(Entries from a visual dataset)
[START]

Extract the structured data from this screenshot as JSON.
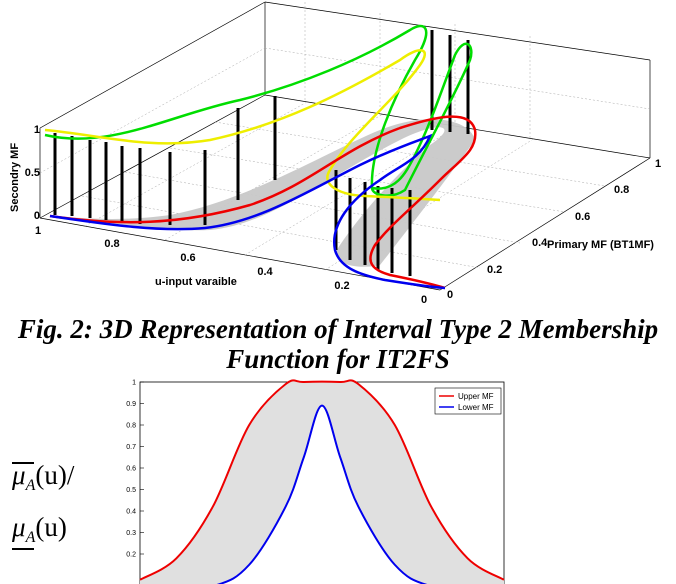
{
  "chart_data": [
    {
      "type": "surface3d",
      "axes": {
        "z_label": "Secondry MF",
        "x_label": "u-input varaible",
        "y_label": "Primary MF (BT1MF)",
        "z_ticks": [
          "1",
          "0.5",
          "0"
        ],
        "x_ticks": [
          "1",
          "0.8",
          "0.6",
          "0.4",
          "0.2",
          "0"
        ],
        "y_ticks": [
          "0",
          "0.2",
          "0.4",
          "0.6",
          "0.8",
          "1"
        ]
      },
      "series": [
        {
          "color": "#00dd00"
        },
        {
          "color": "#eeee00"
        },
        {
          "color": "#ee0000"
        },
        {
          "color": "#0000ee"
        }
      ]
    },
    {
      "type": "line",
      "ylim": [
        0,
        1
      ],
      "y_ticks": [
        "1",
        "0.9",
        "0.8",
        "0.7",
        "0.6",
        "0.5",
        "0.4",
        "0.3",
        "0.2"
      ],
      "series": [
        {
          "name": "Upper MF",
          "color": "#ee0000",
          "x": [
            0,
            0.1,
            0.2,
            0.3,
            0.4,
            0.45,
            0.55,
            0.6,
            0.7,
            0.8,
            0.9,
            1.0
          ],
          "values": [
            0.08,
            0.18,
            0.42,
            0.8,
            0.99,
            1.0,
            1.0,
            0.99,
            0.8,
            0.42,
            0.18,
            0.08
          ]
        },
        {
          "name": "Lower MF",
          "color": "#0000ee",
          "x": [
            0,
            0.2,
            0.3,
            0.4,
            0.45,
            0.5,
            0.55,
            0.6,
            0.7,
            0.8,
            1.0
          ],
          "values": [
            0.0,
            0.05,
            0.15,
            0.42,
            0.65,
            0.89,
            0.65,
            0.42,
            0.15,
            0.05,
            0.0
          ]
        }
      ],
      "fill_between": {
        "color": "#e0e0e0"
      }
    }
  ],
  "captions": {
    "fig2_line1": "Fig. 2: 3D Representation of Interval Type 2 Membership",
    "fig2_line2": "Function for IT2FS"
  },
  "formula": {
    "upper_symbol": "μ",
    "upper_sub": "A",
    "upper_arg": "(u)",
    "slash": "/",
    "lower_symbol": "μ",
    "lower_sub": "A",
    "lower_arg": "(u)"
  }
}
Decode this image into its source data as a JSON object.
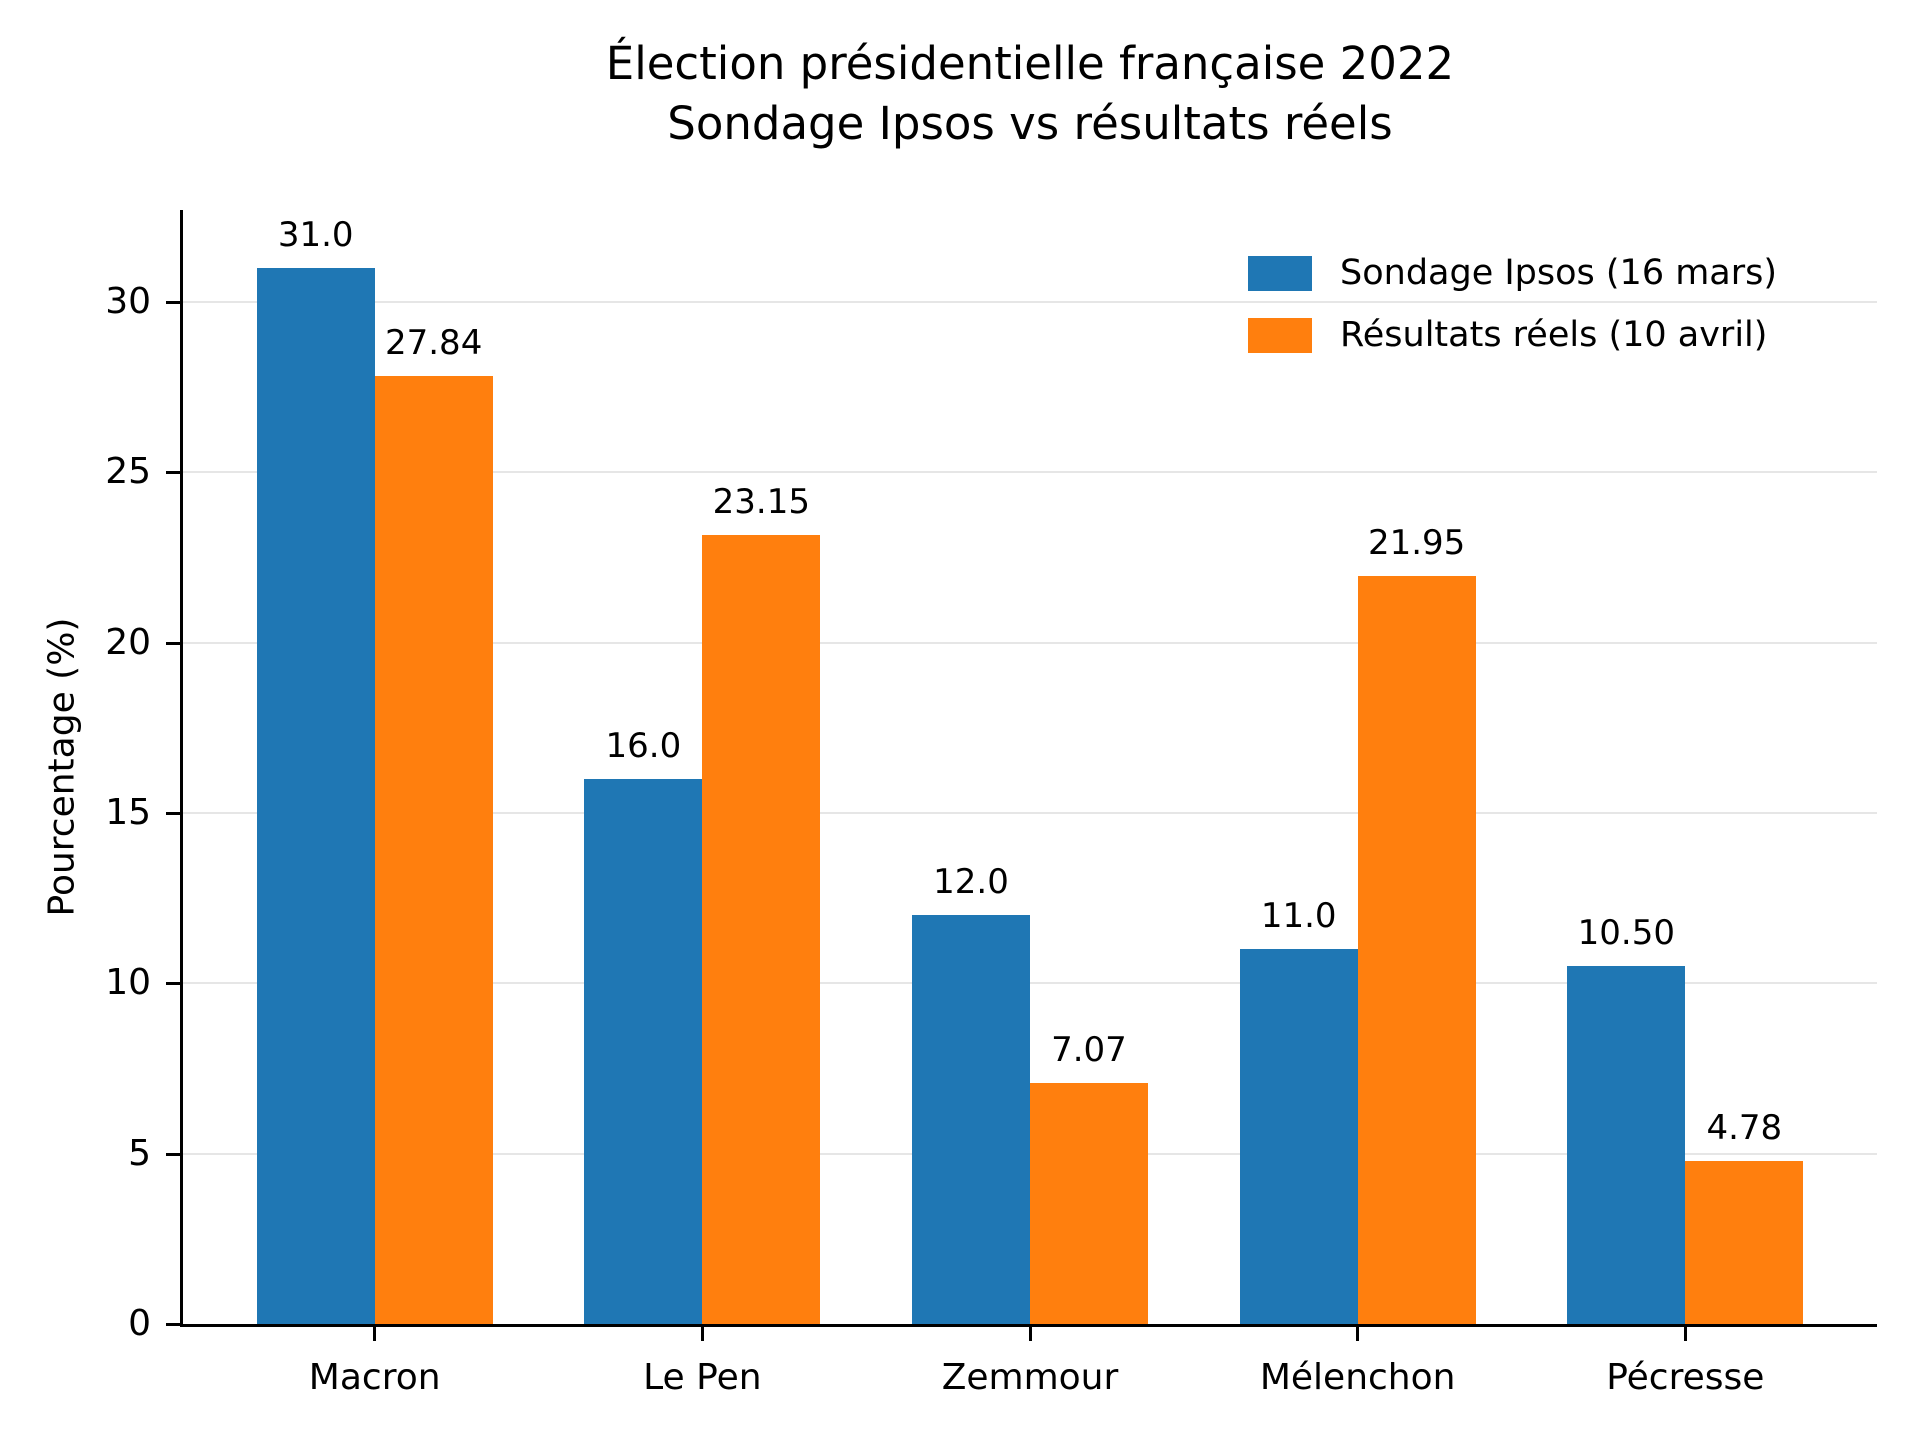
{
  "title": {
    "line1": "Élection présidentielle française 2022",
    "line2": "Sondage Ipsos vs résultats réels"
  },
  "ylabel": "Pourcentage (%)",
  "legend": [
    {
      "label": "Sondage Ipsos (16 mars)",
      "color": "#1f77b4"
    },
    {
      "label": "Résultats réels (10 avril)",
      "color": "#ff7f0e"
    }
  ],
  "colors": {
    "series_blue": "#1f77b4",
    "series_orange": "#ff7f0e",
    "gridline": "#e6e6e6",
    "axis": "#000000"
  },
  "chart_data": {
    "type": "bar",
    "title": "Élection présidentielle française 2022\nSondage Ipsos vs résultats réels",
    "xlabel": "",
    "ylabel": "Pourcentage (%)",
    "categories": [
      "Macron",
      "Le Pen",
      "Zemmour",
      "Mélenchon",
      "Pécresse"
    ],
    "series": [
      {
        "name": "Sondage Ipsos (16 mars)",
        "color": "#1f77b4",
        "values": [
          31.0,
          16.0,
          12.0,
          11.0,
          10.5
        ],
        "value_labels": [
          "31.0",
          "16.0",
          "12.0",
          "11.0",
          "10.50"
        ]
      },
      {
        "name": "Résultats réels (10 avril)",
        "color": "#ff7f0e",
        "values": [
          27.84,
          23.15,
          7.07,
          21.95,
          4.78
        ],
        "value_labels": [
          "27.84",
          "23.15",
          "7.07",
          "21.95",
          "4.78"
        ]
      }
    ],
    "yticks": [
      0,
      5,
      10,
      15,
      20,
      25,
      30
    ],
    "ytick_labels": [
      "0",
      "5",
      "10",
      "15",
      "20",
      "25",
      "30"
    ],
    "ylim": [
      0,
      32.7
    ],
    "grid": "horizontal",
    "legend_position": "upper right",
    "bar_width_ratio": 0.36
  }
}
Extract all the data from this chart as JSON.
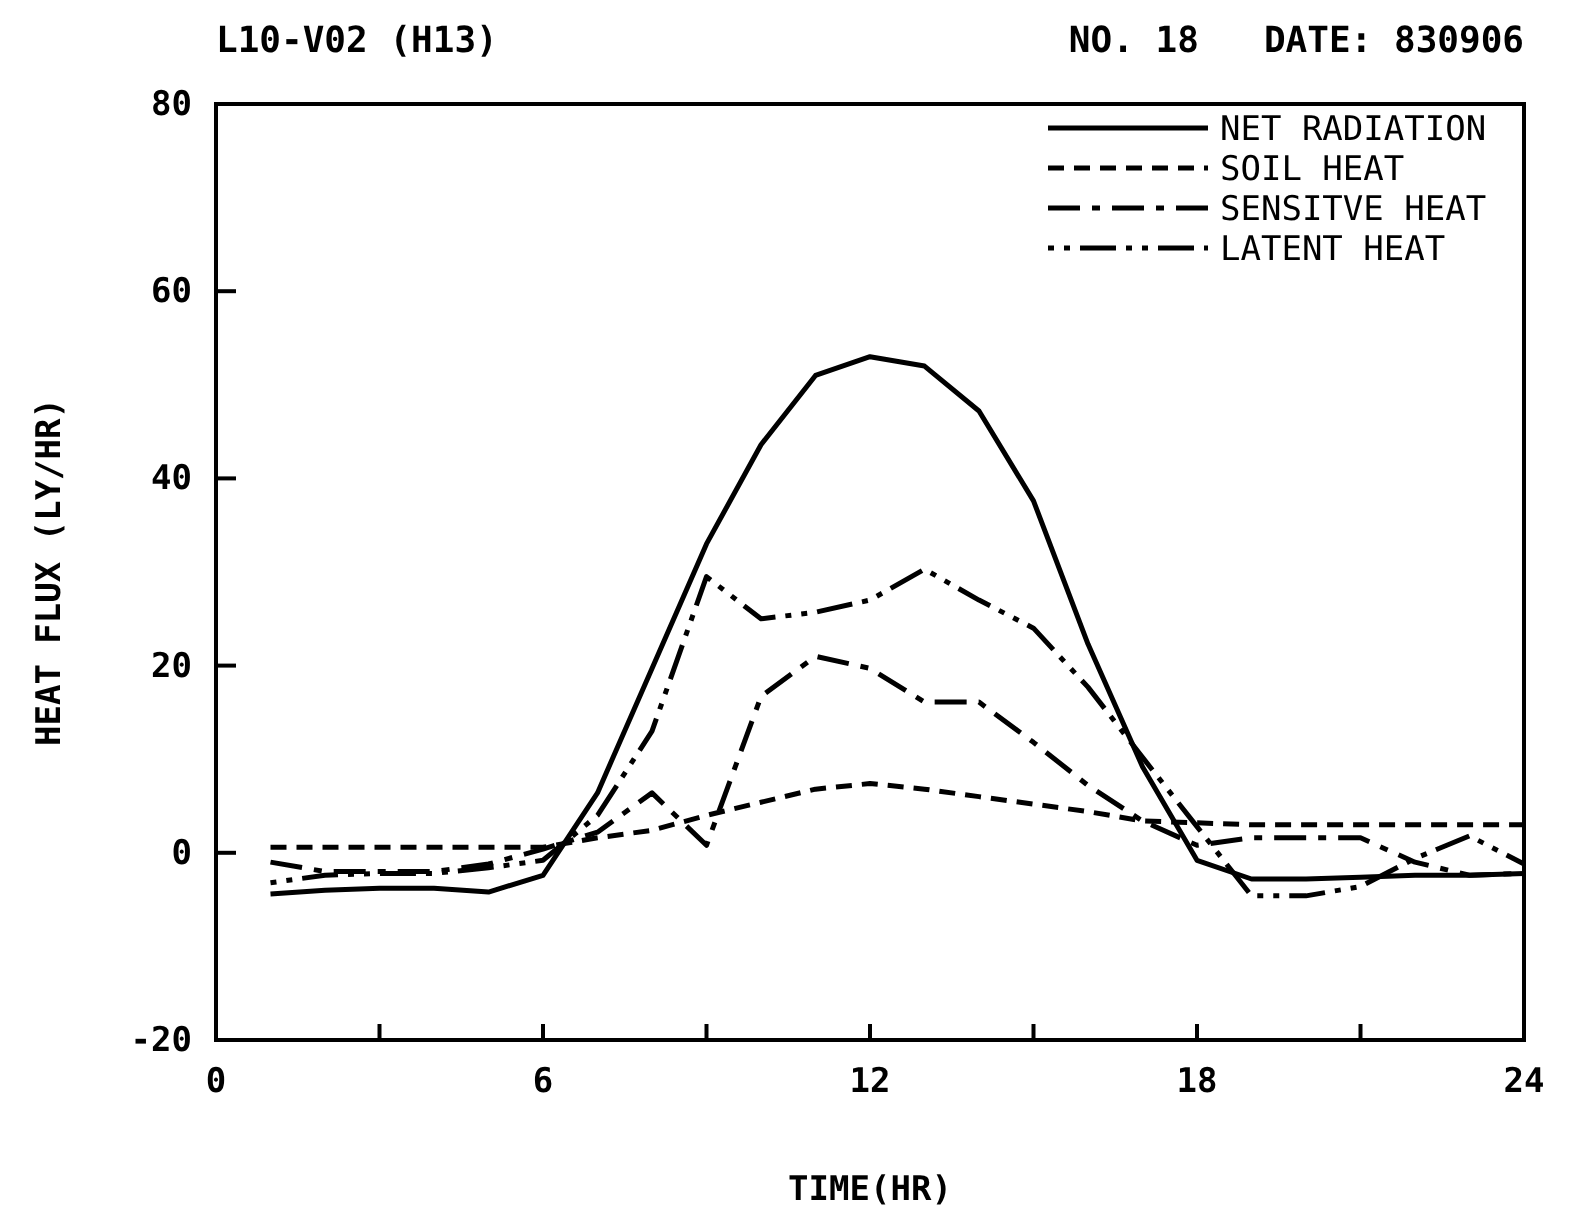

[END]

Without including any pictures, print each record exactly.

Extract the structured data from this screenshot as JSON.
{
  "chart_data": [
    {
      "type": "surface3d",
      "axes": {
        "z_label": "Secondry MF",
        "x_label": "u-input varaible",
        "y_label": "Primary MF (BT1MF)",
        "z_ticks": [
          "1",
          "0.5",
          "0"
        ],
        "x_ticks": [
          "1",
          "0.8",
          "0.6",
          "0.4",
          "0.2",
          "0"
        ],
        "y_ticks": [
          "0",
          "0.2",
          "0.4",
          "0.6",
          "0.8",
          "1"
        ]
      },
      "series": [
        {
          "color": "#00dd00"
        },
        {
          "color": "#eeee00"
        },
        {
          "color": "#ee0000"
        },
        {
          "color": "#0000ee"
        }
      ]
    },
    {
      "type": "line",
      "ylim": [
        0,
        1
      ],
      "y_ticks": [
        "1",
        "0.9",
        "0.8",
        "0.7",
        "0.6",
        "0.5",
        "0.4",
        "0.3",
        "0.2"
      ],
      "series": [
        {
          "name": "Upper MF",
          "color": "#ee0000",
          "x": [
            0,
            0.1,
            0.2,
            0.3,
            0.4,
            0.45,
            0.55,
            0.6,
            0.7,
            0.8,
            0.9,
            1.0
          ],
          "values": [
            0.08,
            0.18,
            0.42,
            0.8,
            0.99,
            1.0,
            1.0,
            0.99,
            0.8,
            0.42,
            0.18,
            0.08
          ]
        },
        {
          "name": "Lower MF",
          "color": "#0000ee",
          "x": [
            0,
            0.2,
            0.3,
            0.4,
            0.45,
            0.5,
            0.55,
            0.6,
            0.7,
            0.8,
            1.0
          ],
          "values": [
            0.0,
            0.05,
            0.15,
            0.42,
            0.65,
            0.89,
            0.65,
            0.42,
            0.15,
            0.05,
            0.0
          ]
        }
      ],
      "fill_between": {
        "color": "#e0e0e0"
      }
    }
  ],
  "captions": {
    "fig2_line1": "Fig. 2: 3D Representation of Interval Type 2 Membership",
    "fig2_line2": "Function for IT2FS"
  },
  "formula": {
    "upper_symbol": "μ",
    "upper_sub": "A",
    "upper_arg": "(u)",
    "slash": "/",
    "lower_symbol": "μ",
    "lower_sub": "A",
    "lower_arg": "(u)"
  }
}
Decode this image into its source data as a JSON object.
{
  "title": {
    "line1": "Élection présidentielle française 2022",
    "line2": "Sondage Ipsos vs résultats réels"
  },
  "ylabel": "Pourcentage (%)",
  "legend": [
    {
      "label": "Sondage Ipsos (16 mars)",
      "color": "#1f77b4"
    },
    {
      "label": "Résultats réels (10 avril)",
      "color": "#ff7f0e"
    }
  ],
  "colors": {
    "series_blue": "#1f77b4",
    "series_orange": "#ff7f0e",
    "gridline": "#e6e6e6",
    "axis": "#000000"
  },
  "chart_data": {
    "type": "bar",
    "title": "Élection présidentielle française 2022\nSondage Ipsos vs résultats réels",
    "xlabel": "",
    "ylabel": "Pourcentage (%)",
    "categories": [
      "Macron",
      "Le Pen",
      "Zemmour",
      "Mélenchon",
      "Pécresse"
    ],
    "series": [
      {
        "name": "Sondage Ipsos (16 mars)",
        "color": "#1f77b4",
        "values": [
          31.0,
          16.0,
          12.0,
          11.0,
          10.5
        ],
        "value_labels": [
          "31.0",
          "16.0",
          "12.0",
          "11.0",
          "10.50"
        ]
      },
      {
        "name": "Résultats réels (10 avril)",
        "color": "#ff7f0e",
        "values": [
          27.84,
          23.15,
          7.07,
          21.95,
          4.78
        ],
        "value_labels": [
          "27.84",
          "23.15",
          "7.07",
          "21.95",
          "4.78"
        ]
      }
    ],
    "yticks": [
      0,
      5,
      10,
      15,
      20,
      25,
      30
    ],
    "ytick_labels": [
      "0",
      "5",
      "10",
      "15",
      "20",
      "25",
      "30"
    ],
    "ylim": [
      0,
      32.7
    ],
    "grid": "horizontal",
    "legend_position": "upper right",
    "bar_width_ratio": 0.36
  }
}
Extract all the data from this chart as JSON.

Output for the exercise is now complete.